- _Short exercise_: Transcribe the entries below exactly; leave every image out.

- _Stored items from a collection_:
========================================================================

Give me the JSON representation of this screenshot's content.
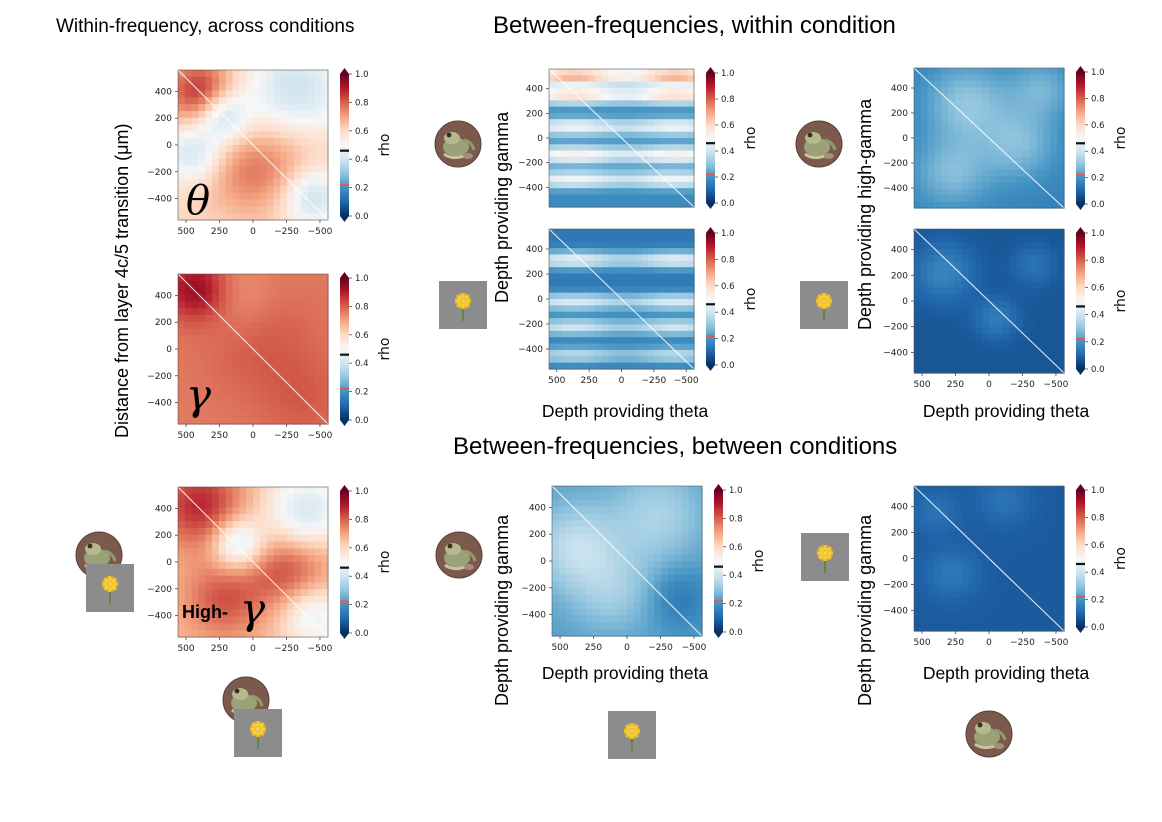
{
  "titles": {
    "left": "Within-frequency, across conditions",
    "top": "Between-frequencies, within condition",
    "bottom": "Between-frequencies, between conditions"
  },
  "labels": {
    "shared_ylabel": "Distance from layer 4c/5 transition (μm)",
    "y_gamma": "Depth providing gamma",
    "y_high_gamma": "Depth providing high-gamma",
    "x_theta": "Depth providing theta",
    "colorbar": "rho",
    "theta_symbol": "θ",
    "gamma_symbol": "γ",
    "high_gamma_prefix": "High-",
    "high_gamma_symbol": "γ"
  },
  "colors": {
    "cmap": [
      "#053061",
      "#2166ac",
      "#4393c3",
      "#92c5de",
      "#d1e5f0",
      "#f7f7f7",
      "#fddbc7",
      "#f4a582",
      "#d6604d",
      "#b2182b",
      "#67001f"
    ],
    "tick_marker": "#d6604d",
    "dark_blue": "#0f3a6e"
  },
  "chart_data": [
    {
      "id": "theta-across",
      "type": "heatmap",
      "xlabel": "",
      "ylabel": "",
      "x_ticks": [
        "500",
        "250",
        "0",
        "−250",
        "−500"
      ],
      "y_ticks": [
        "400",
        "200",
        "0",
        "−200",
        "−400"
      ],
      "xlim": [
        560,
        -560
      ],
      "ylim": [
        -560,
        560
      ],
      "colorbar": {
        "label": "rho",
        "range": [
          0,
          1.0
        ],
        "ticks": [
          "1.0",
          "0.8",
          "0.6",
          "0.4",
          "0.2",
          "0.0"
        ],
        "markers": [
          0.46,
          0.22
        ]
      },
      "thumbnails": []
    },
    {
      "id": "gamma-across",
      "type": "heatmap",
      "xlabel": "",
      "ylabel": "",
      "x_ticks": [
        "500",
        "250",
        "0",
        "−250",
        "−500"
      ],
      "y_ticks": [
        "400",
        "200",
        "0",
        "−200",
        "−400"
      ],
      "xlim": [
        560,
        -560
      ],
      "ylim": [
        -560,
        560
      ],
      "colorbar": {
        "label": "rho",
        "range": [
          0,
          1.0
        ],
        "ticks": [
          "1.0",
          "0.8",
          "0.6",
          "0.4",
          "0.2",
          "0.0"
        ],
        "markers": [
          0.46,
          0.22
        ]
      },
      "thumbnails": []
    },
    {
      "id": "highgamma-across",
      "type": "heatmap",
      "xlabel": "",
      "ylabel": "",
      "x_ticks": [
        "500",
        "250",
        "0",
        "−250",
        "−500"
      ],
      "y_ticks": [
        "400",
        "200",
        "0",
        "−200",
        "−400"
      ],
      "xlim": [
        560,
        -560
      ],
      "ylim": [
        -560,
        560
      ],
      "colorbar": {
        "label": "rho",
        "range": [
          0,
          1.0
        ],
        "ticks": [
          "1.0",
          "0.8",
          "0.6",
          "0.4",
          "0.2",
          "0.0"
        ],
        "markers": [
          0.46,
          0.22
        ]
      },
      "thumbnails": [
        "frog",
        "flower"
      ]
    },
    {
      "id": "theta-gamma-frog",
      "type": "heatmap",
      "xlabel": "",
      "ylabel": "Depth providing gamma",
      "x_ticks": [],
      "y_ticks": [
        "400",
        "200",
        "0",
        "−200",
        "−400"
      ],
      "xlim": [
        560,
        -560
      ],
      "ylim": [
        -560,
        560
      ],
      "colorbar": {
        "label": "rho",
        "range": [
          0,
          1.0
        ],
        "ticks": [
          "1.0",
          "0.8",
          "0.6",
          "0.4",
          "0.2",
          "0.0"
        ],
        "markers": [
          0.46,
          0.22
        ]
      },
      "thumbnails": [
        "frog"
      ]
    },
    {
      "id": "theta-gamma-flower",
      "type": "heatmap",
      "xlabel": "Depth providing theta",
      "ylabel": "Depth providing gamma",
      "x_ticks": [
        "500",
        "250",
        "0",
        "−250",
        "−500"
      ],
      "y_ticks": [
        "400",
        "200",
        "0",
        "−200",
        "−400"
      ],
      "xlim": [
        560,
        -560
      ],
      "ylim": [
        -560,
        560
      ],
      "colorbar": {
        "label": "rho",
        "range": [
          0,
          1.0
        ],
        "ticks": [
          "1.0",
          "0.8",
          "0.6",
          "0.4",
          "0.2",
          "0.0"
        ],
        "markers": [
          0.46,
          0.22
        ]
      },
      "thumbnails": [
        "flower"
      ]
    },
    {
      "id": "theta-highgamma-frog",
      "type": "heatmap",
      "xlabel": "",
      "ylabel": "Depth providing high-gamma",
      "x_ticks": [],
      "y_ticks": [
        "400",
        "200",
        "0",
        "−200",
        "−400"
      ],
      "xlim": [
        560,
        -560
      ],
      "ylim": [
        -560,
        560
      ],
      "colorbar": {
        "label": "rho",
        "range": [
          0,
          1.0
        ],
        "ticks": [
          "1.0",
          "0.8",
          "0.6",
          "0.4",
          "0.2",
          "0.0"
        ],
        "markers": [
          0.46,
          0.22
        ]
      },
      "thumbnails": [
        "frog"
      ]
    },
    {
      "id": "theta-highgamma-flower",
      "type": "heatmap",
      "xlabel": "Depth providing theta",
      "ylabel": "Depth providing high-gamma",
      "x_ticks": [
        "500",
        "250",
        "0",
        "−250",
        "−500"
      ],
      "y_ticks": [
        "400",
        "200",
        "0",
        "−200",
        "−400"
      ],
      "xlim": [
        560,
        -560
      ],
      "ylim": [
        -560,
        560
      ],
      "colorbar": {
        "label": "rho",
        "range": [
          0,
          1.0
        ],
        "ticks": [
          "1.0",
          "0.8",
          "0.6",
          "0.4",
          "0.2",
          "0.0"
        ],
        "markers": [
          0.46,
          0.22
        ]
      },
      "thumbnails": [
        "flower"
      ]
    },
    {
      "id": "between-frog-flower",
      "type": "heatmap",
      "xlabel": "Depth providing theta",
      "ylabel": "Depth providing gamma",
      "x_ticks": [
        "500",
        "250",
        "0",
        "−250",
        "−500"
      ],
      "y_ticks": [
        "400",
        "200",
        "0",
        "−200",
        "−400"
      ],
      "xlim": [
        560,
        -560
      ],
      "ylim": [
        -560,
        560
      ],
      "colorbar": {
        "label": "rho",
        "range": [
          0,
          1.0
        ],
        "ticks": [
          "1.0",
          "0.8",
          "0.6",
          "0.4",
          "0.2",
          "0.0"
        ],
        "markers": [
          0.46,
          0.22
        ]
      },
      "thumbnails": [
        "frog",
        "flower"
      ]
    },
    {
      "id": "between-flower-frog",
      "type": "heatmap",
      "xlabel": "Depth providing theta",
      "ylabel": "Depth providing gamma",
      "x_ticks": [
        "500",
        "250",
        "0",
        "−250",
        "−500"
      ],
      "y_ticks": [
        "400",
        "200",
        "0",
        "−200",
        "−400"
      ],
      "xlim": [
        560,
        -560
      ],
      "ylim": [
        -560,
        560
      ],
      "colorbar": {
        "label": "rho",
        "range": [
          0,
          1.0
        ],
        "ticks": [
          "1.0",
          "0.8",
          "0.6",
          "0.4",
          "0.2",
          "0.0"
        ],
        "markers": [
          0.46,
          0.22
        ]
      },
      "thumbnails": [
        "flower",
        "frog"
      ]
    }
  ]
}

========================================================================

- _Answer_:
Give me the JSON representation of this screenshot's content.
{
  "titles": {
    "left": "Within-frequency, across conditions",
    "top": "Between-frequencies, within condition",
    "bottom": "Between-frequencies, between conditions"
  },
  "labels": {
    "shared_ylabel": "Distance from layer 4c/5 transition (μm)",
    "y_gamma": "Depth providing gamma",
    "y_high_gamma": "Depth providing high-gamma",
    "x_theta": "Depth providing theta",
    "colorbar": "rho",
    "theta_symbol": "θ",
    "gamma_symbol": "γ",
    "high_gamma_prefix": "High-",
    "high_gamma_symbol": "γ"
  },
  "colors": {
    "cmap": [
      "#053061",
      "#2166ac",
      "#4393c3",
      "#92c5de",
      "#d1e5f0",
      "#f7f7f7",
      "#fddbc7",
      "#f4a582",
      "#d6604d",
      "#b2182b",
      "#67001f"
    ],
    "tick_marker": "#d6604d",
    "dark_blue": "#0f3a6e"
  },
  "chart_data": [
    {
      "id": "theta-across",
      "type": "heatmap",
      "xlabel": "",
      "ylabel": "",
      "x_ticks": [
        "500",
        "250",
        "0",
        "−250",
        "−500"
      ],
      "y_ticks": [
        "400",
        "200",
        "0",
        "−200",
        "−400"
      ],
      "xlim": [
        560,
        -560
      ],
      "ylim": [
        -560,
        560
      ],
      "colorbar": {
        "label": "rho",
        "range": [
          0,
          1.0
        ],
        "ticks": [
          "1.0",
          "0.8",
          "0.6",
          "0.4",
          "0.2",
          "0.0"
        ],
        "markers": [
          0.46,
          0.22
        ]
      },
      "thumbnails": []
    },
    {
      "id": "gamma-across",
      "type": "heatmap",
      "xlabel": "",
      "ylabel": "",
      "x_ticks": [
        "500",
        "250",
        "0",
        "−250",
        "−500"
      ],
      "y_ticks": [
        "400",
        "200",
        "0",
        "−200",
        "−400"
      ],
      "xlim": [
        560,
        -560
      ],
      "ylim": [
        -560,
        560
      ],
      "colorbar": {
        "label": "rho",
        "range": [
          0,
          1.0
        ],
        "ticks": [
          "1.0",
          "0.8",
          "0.6",
          "0.4",
          "0.2",
          "0.0"
        ],
        "markers": [
          0.46,
          0.22
        ]
      },
      "thumbnails": []
    },
    {
      "id": "highgamma-across",
      "type": "heatmap",
      "xlabel": "",
      "ylabel": "",
      "x_ticks": [
        "500",
        "250",
        "0",
        "−250",
        "−500"
      ],
      "y_ticks": [
        "400",
        "200",
        "0",
        "−200",
        "−400"
      ],
      "xlim": [
        560,
        -560
      ],
      "ylim": [
        -560,
        560
      ],
      "colorbar": {
        "label": "rho",
        "range": [
          0,
          1.0
        ],
        "ticks": [
          "1.0",
          "0.8",
          "0.6",
          "0.4",
          "0.2",
          "0.0"
        ],
        "markers": [
          0.46,
          0.22
        ]
      },
      "thumbnails": [
        "frog",
        "flower"
      ]
    },
    {
      "id": "theta-gamma-frog",
      "type": "heatmap",
      "xlabel": "",
      "ylabel": "Depth providing gamma",
      "x_ticks": [],
      "y_ticks": [
        "400",
        "200",
        "0",
        "−200",
        "−400"
      ],
      "xlim": [
        560,
        -560
      ],
      "ylim": [
        -560,
        560
      ],
      "colorbar": {
        "label": "rho",
        "range": [
          0,
          1.0
        ],
        "ticks": [
          "1.0",
          "0.8",
          "0.6",
          "0.4",
          "0.2",
          "0.0"
        ],
        "markers": [
          0.46,
          0.22
        ]
      },
      "thumbnails": [
        "frog"
      ]
    },
    {
      "id": "theta-gamma-flower",
      "type": "heatmap",
      "xlabel": "Depth providing theta",
      "ylabel": "Depth providing gamma",
      "x_ticks": [
        "500",
        "250",
        "0",
        "−250",
        "−500"
      ],
      "y_ticks": [
        "400",
        "200",
        "0",
        "−200",
        "−400"
      ],
      "xlim": [
        560,
        -560
      ],
      "ylim": [
        -560,
        560
      ],
      "colorbar": {
        "label": "rho",
        "range": [
          0,
          1.0
        ],
        "ticks": [
          "1.0",
          "0.8",
          "0.6",
          "0.4",
          "0.2",
          "0.0"
        ],
        "markers": [
          0.46,
          0.22
        ]
      },
      "thumbnails": [
        "flower"
      ]
    },
    {
      "id": "theta-highgamma-frog",
      "type": "heatmap",
      "xlabel": "",
      "ylabel": "Depth providing high-gamma",
      "x_ticks": [],
      "y_ticks": [
        "400",
        "200",
        "0",
        "−200",
        "−400"
      ],
      "xlim": [
        560,
        -560
      ],
      "ylim": [
        -560,
        560
      ],
      "colorbar": {
        "label": "rho",
        "range": [
          0,
          1.0
        ],
        "ticks": [
          "1.0",
          "0.8",
          "0.6",
          "0.4",
          "0.2",
          "0.0"
        ],
        "markers": [
          0.46,
          0.22
        ]
      },
      "thumbnails": [
        "frog"
      ]
    },
    {
      "id": "theta-highgamma-flower",
      "type": "heatmap",
      "xlabel": "Depth providing theta",
      "ylabel": "Depth providing high-gamma",
      "x_ticks": [
        "500",
        "250",
        "0",
        "−250",
        "−500"
      ],
      "y_ticks": [
        "400",
        "200",
        "0",
        "−200",
        "−400"
      ],
      "xlim": [
        560,
        -560
      ],
      "ylim": [
        -560,
        560
      ],
      "colorbar": {
        "label": "rho",
        "range": [
          0,
          1.0
        ],
        "ticks": [
          "1.0",
          "0.8",
          "0.6",
          "0.4",
          "0.2",
          "0.0"
        ],
        "markers": [
          0.46,
          0.22
        ]
      },
      "thumbnails": [
        "flower"
      ]
    },
    {
      "id": "between-frog-flower",
      "type": "heatmap",
      "xlabel": "Depth providing theta",
      "ylabel": "Depth providing gamma",
      "x_ticks": [
        "500",
        "250",
        "0",
        "−250",
        "−500"
      ],
      "y_ticks": [
        "400",
        "200",
        "0",
        "−200",
        "−400"
      ],
      "xlim": [
        560,
        -560
      ],
      "ylim": [
        -560,
        560
      ],
      "colorbar": {
        "label": "rho",
        "range": [
          0,
          1.0
        ],
        "ticks": [
          "1.0",
          "0.8",
          "0.6",
          "0.4",
          "0.2",
          "0.0"
        ],
        "markers": [
          0.46,
          0.22
        ]
      },
      "thumbnails": [
        "frog",
        "flower"
      ]
    },
    {
      "id": "between-flower-frog",
      "type": "heatmap",
      "xlabel": "Depth providing theta",
      "ylabel": "Depth providing gamma",
      "x_ticks": [
        "500",
        "250",
        "0",
        "−250",
        "−500"
      ],
      "y_ticks": [
        "400",
        "200",
        "0",
        "−200",
        "−400"
      ],
      "xlim": [
        560,
        -560
      ],
      "ylim": [
        -560,
        560
      ],
      "colorbar": {
        "label": "rho",
        "range": [
          0,
          1.0
        ],
        "ticks": [
          "1.0",
          "0.8",
          "0.6",
          "0.4",
          "0.2",
          "0.0"
        ],
        "markers": [
          0.46,
          0.22
        ]
      },
      "thumbnails": [
        "flower",
        "frog"
      ]
    }
  ]
}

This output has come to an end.